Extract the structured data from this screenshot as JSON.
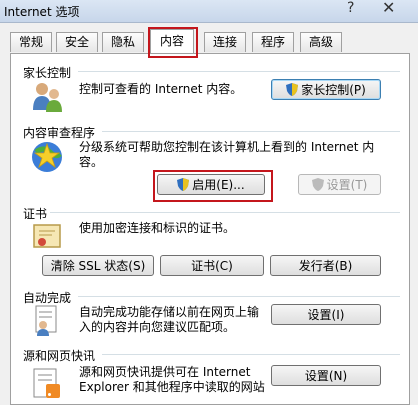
{
  "window": {
    "title": "Internet 选项",
    "help_glyph": "?",
    "close_glyph": "✕"
  },
  "tabs": [
    "常规",
    "安全",
    "隐私",
    "内容",
    "连接",
    "程序",
    "高级"
  ],
  "active_tab": "内容",
  "sections": {
    "parental": {
      "title": "家长控制",
      "desc": "控制可查看的 Internet 内容。",
      "button": "家长控制(P)"
    },
    "advisor": {
      "title": "内容审查程序",
      "desc_line1": "分级系统可帮助您控制在该计算机上看到的 Internet 内",
      "desc_line2": "容。",
      "enable_button": "启用(E)...",
      "settings_button": "设置(T)"
    },
    "certificates": {
      "title": "证书",
      "desc": "使用加密连接和标识的证书。",
      "clear_ssl_button": "清除 SSL 状态(S)",
      "certs_button": "证书(C)",
      "publishers_button": "发行者(B)"
    },
    "autocomplete": {
      "title": "自动完成",
      "desc_line1": "自动完成功能存储以前在网页上输",
      "desc_line2": "入的内容并向您建议匹配项。",
      "settings_button": "设置(I)"
    },
    "feeds": {
      "title": "源和网页快讯",
      "desc_line1": "源和网页快讯提供可在 Internet",
      "desc_line2": "Explorer 和其他程序中读取的网站",
      "settings_button": "设置(N)"
    }
  },
  "colors": {
    "highlight_border": "#c4161c",
    "panel_bg": "#ffffff",
    "dialog_bg": "#f0f0f0"
  }
}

Exercise »
Without the pictures, copy the material exactly as given.

Full answer »
Extract the structured data from this screenshot as JSON.
{
  "window": {
    "title": "Internet 选项",
    "help_glyph": "?",
    "close_glyph": "✕"
  },
  "tabs": [
    "常规",
    "安全",
    "隐私",
    "内容",
    "连接",
    "程序",
    "高级"
  ],
  "active_tab": "内容",
  "sections": {
    "parental": {
      "title": "家长控制",
      "desc": "控制可查看的 Internet 内容。",
      "button": "家长控制(P)"
    },
    "advisor": {
      "title": "内容审查程序",
      "desc_line1": "分级系统可帮助您控制在该计算机上看到的 Internet 内",
      "desc_line2": "容。",
      "enable_button": "启用(E)...",
      "settings_button": "设置(T)"
    },
    "certificates": {
      "title": "证书",
      "desc": "使用加密连接和标识的证书。",
      "clear_ssl_button": "清除 SSL 状态(S)",
      "certs_button": "证书(C)",
      "publishers_button": "发行者(B)"
    },
    "autocomplete": {
      "title": "自动完成",
      "desc_line1": "自动完成功能存储以前在网页上输",
      "desc_line2": "入的内容并向您建议匹配项。",
      "settings_button": "设置(I)"
    },
    "feeds": {
      "title": "源和网页快讯",
      "desc_line1": "源和网页快讯提供可在 Internet",
      "desc_line2": "Explorer 和其他程序中读取的网站",
      "settings_button": "设置(N)"
    }
  },
  "colors": {
    "highlight_border": "#c4161c",
    "panel_bg": "#ffffff",
    "dialog_bg": "#f0f0f0"
  }
}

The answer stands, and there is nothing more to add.